**Requirements**
Return the complete listing that follows, with each line reproduced exactly.

---------- Entries shown

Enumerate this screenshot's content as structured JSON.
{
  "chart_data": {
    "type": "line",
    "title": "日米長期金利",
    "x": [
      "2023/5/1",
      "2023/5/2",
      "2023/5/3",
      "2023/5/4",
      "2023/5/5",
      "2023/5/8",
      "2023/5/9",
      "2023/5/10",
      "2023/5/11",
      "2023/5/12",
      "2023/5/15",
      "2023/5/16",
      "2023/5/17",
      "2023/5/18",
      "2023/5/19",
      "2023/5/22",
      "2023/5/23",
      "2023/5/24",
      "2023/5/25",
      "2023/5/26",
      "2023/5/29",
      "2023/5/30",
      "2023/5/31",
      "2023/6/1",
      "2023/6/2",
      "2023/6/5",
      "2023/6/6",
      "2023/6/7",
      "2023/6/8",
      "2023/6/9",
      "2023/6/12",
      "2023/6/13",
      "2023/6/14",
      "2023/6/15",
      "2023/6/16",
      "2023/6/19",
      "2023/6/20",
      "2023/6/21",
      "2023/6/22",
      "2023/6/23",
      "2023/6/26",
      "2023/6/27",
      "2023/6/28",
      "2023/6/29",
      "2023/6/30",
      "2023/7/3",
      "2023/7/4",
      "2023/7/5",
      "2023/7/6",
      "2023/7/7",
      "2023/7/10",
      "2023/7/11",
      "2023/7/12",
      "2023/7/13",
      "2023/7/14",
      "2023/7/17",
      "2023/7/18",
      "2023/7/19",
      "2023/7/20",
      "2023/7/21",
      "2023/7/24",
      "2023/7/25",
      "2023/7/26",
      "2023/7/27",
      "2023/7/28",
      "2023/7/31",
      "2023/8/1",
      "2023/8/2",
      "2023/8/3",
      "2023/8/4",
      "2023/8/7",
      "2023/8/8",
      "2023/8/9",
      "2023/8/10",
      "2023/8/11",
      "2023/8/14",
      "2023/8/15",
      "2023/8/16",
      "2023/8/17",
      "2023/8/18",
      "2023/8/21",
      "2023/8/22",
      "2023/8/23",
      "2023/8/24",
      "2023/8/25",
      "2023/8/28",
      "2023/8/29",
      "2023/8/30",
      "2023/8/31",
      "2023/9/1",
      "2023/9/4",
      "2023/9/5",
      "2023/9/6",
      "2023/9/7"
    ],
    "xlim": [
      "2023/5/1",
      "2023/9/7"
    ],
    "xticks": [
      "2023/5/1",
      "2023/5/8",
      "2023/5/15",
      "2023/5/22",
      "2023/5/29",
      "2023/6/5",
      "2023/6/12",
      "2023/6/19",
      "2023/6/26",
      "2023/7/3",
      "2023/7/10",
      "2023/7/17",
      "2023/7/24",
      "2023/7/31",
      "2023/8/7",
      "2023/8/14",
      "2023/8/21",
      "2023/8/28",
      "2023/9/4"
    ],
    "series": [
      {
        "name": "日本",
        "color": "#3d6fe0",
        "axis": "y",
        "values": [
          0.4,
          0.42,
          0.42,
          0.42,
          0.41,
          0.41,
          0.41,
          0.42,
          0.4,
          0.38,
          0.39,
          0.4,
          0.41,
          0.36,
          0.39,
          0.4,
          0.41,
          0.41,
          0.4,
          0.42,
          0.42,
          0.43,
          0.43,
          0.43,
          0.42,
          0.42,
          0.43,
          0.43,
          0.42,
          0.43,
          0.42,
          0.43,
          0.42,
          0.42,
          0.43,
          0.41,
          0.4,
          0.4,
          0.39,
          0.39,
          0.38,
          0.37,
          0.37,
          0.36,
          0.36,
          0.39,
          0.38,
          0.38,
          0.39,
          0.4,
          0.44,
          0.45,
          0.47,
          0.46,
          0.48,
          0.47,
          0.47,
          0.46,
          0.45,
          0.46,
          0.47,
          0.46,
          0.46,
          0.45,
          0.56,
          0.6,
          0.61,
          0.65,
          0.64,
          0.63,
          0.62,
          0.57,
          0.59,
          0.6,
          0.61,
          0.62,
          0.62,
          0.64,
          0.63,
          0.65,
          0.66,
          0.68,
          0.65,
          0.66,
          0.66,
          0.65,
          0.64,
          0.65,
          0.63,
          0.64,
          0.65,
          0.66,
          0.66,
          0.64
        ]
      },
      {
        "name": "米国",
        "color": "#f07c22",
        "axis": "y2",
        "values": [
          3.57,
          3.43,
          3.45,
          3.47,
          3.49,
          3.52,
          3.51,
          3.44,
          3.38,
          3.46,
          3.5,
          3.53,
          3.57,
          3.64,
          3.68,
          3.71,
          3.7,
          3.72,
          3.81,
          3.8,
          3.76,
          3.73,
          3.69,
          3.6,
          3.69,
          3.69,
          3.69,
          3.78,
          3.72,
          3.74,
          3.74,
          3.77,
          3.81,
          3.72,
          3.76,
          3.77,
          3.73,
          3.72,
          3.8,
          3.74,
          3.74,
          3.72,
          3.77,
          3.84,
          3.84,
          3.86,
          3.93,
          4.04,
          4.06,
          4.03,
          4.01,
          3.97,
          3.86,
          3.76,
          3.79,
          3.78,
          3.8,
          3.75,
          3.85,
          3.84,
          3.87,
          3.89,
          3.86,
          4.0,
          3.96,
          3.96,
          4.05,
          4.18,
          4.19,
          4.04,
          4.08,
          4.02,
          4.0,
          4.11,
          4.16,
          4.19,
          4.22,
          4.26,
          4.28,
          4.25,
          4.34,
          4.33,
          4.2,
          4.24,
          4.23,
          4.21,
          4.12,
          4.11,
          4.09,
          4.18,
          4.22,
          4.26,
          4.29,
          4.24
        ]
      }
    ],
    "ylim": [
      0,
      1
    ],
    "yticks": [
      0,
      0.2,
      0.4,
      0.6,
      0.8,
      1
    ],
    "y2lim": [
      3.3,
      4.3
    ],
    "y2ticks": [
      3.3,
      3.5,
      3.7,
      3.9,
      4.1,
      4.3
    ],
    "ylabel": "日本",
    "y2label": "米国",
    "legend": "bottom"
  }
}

--------------------

**Answer to this task**
Enumerate this screenshot's content as structured JSON.
{
  "chart_data": {
    "type": "line",
    "title": "日米長期金利",
    "x": [
      "2023/5/1",
      "2023/5/2",
      "2023/5/3",
      "2023/5/4",
      "2023/5/5",
      "2023/5/8",
      "2023/5/9",
      "2023/5/10",
      "2023/5/11",
      "2023/5/12",
      "2023/5/15",
      "2023/5/16",
      "2023/5/17",
      "2023/5/18",
      "2023/5/19",
      "2023/5/22",
      "2023/5/23",
      "2023/5/24",
      "2023/5/25",
      "2023/5/26",
      "2023/5/29",
      "2023/5/30",
      "2023/5/31",
      "2023/6/1",
      "2023/6/2",
      "2023/6/5",
      "2023/6/6",
      "2023/6/7",
      "2023/6/8",
      "2023/6/9",
      "2023/6/12",
      "2023/6/13",
      "2023/6/14",
      "2023/6/15",
      "2023/6/16",
      "2023/6/19",
      "2023/6/20",
      "2023/6/21",
      "2023/6/22",
      "2023/6/23",
      "2023/6/26",
      "2023/6/27",
      "2023/6/28",
      "2023/6/29",
      "2023/6/30",
      "2023/7/3",
      "2023/7/4",
      "2023/7/5",
      "2023/7/6",
      "2023/7/7",
      "2023/7/10",
      "2023/7/11",
      "2023/7/12",
      "2023/7/13",
      "2023/7/14",
      "2023/7/17",
      "2023/7/18",
      "2023/7/19",
      "2023/7/20",
      "2023/7/21",
      "2023/7/24",
      "2023/7/25",
      "2023/7/26",
      "2023/7/27",
      "2023/7/28",
      "2023/7/31",
      "2023/8/1",
      "2023/8/2",
      "2023/8/3",
      "2023/8/4",
      "2023/8/7",
      "2023/8/8",
      "2023/8/9",
      "2023/8/10",
      "2023/8/11",
      "2023/8/14",
      "2023/8/15",
      "2023/8/16",
      "2023/8/17",
      "2023/8/18",
      "2023/8/21",
      "2023/8/22",
      "2023/8/23",
      "2023/8/24",
      "2023/8/25",
      "2023/8/28",
      "2023/8/29",
      "2023/8/30",
      "2023/8/31",
      "2023/9/1",
      "2023/9/4",
      "2023/9/5",
      "2023/9/6",
      "2023/9/7"
    ],
    "xlim": [
      "2023/5/1",
      "2023/9/7"
    ],
    "xticks": [
      "2023/5/1",
      "2023/5/8",
      "2023/5/15",
      "2023/5/22",
      "2023/5/29",
      "2023/6/5",
      "2023/6/12",
      "2023/6/19",
      "2023/6/26",
      "2023/7/3",
      "2023/7/10",
      "2023/7/17",
      "2023/7/24",
      "2023/7/31",
      "2023/8/7",
      "2023/8/14",
      "2023/8/21",
      "2023/8/28",
      "2023/9/4"
    ],
    "series": [
      {
        "name": "日本",
        "color": "#3d6fe0",
        "axis": "y",
        "values": [
          0.4,
          0.42,
          0.42,
          0.42,
          0.41,
          0.41,
          0.41,
          0.42,
          0.4,
          0.38,
          0.39,
          0.4,
          0.41,
          0.36,
          0.39,
          0.4,
          0.41,
          0.41,
          0.4,
          0.42,
          0.42,
          0.43,
          0.43,
          0.43,
          0.42,
          0.42,
          0.43,
          0.43,
          0.42,
          0.43,
          0.42,
          0.43,
          0.42,
          0.42,
          0.43,
          0.41,
          0.4,
          0.4,
          0.39,
          0.39,
          0.38,
          0.37,
          0.37,
          0.36,
          0.36,
          0.39,
          0.38,
          0.38,
          0.39,
          0.4,
          0.44,
          0.45,
          0.47,
          0.46,
          0.48,
          0.47,
          0.47,
          0.46,
          0.45,
          0.46,
          0.47,
          0.46,
          0.46,
          0.45,
          0.56,
          0.6,
          0.61,
          0.65,
          0.64,
          0.63,
          0.62,
          0.57,
          0.59,
          0.6,
          0.61,
          0.62,
          0.62,
          0.64,
          0.63,
          0.65,
          0.66,
          0.68,
          0.65,
          0.66,
          0.66,
          0.65,
          0.64,
          0.65,
          0.63,
          0.64,
          0.65,
          0.66,
          0.66,
          0.64
        ]
      },
      {
        "name": "米国",
        "color": "#f07c22",
        "axis": "y2",
        "values": [
          3.57,
          3.43,
          3.45,
          3.47,
          3.49,
          3.52,
          3.51,
          3.44,
          3.38,
          3.46,
          3.5,
          3.53,
          3.57,
          3.64,
          3.68,
          3.71,
          3.7,
          3.72,
          3.81,
          3.8,
          3.76,
          3.73,
          3.69,
          3.6,
          3.69,
          3.69,
          3.69,
          3.78,
          3.72,
          3.74,
          3.74,
          3.77,
          3.81,
          3.72,
          3.76,
          3.77,
          3.73,
          3.72,
          3.8,
          3.74,
          3.74,
          3.72,
          3.77,
          3.84,
          3.84,
          3.86,
          3.93,
          4.04,
          4.06,
          4.03,
          4.01,
          3.97,
          3.86,
          3.76,
          3.79,
          3.78,
          3.8,
          3.75,
          3.85,
          3.84,
          3.87,
          3.89,
          3.86,
          4.0,
          3.96,
          3.96,
          4.05,
          4.18,
          4.19,
          4.04,
          4.08,
          4.02,
          4.0,
          4.11,
          4.16,
          4.19,
          4.22,
          4.26,
          4.28,
          4.25,
          4.34,
          4.33,
          4.2,
          4.24,
          4.23,
          4.21,
          4.12,
          4.11,
          4.09,
          4.18,
          4.22,
          4.26,
          4.29,
          4.24
        ]
      }
    ],
    "ylim": [
      0,
      1
    ],
    "yticks": [
      0,
      0.2,
      0.4,
      0.6,
      0.8,
      1
    ],
    "y2lim": [
      3.3,
      4.3
    ],
    "y2ticks": [
      3.3,
      3.5,
      3.7,
      3.9,
      4.1,
      4.3
    ],
    "ylabel": "日本",
    "y2label": "米国",
    "legend": "bottom"
  }
}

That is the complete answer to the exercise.